## Problem details:
Which lines of the records contain the string "text"? Gather every one of them, matching case exactly.

Begin

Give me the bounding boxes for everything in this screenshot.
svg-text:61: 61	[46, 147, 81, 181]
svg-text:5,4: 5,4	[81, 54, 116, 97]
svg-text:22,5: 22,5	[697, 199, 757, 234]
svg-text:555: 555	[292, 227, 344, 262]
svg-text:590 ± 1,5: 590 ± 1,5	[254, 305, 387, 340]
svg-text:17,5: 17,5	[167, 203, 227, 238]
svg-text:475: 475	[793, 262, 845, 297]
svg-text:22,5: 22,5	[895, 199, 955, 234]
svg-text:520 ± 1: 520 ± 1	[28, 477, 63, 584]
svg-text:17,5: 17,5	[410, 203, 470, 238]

End

## Solution below:
svg-text:61: 61	[46, 147, 81, 181]
svg-text:5,4: 5,4	[81, 54, 116, 97]
svg-text:22,5: 22,5	[697, 199, 757, 234]
svg-text:555: 555	[292, 227, 344, 262]
svg-text:590 ± 1,5: 590 ± 1,5	[254, 305, 387, 340]
svg-text:17,5: 17,5	[167, 203, 227, 238]
svg-text:475: 475	[793, 262, 845, 297]
svg-text:22,5: 22,5	[895, 199, 955, 234]
svg-text:520 ± 1: 520 ± 1	[28, 477, 63, 584]
svg-text:17,5: 17,5	[410, 203, 470, 238]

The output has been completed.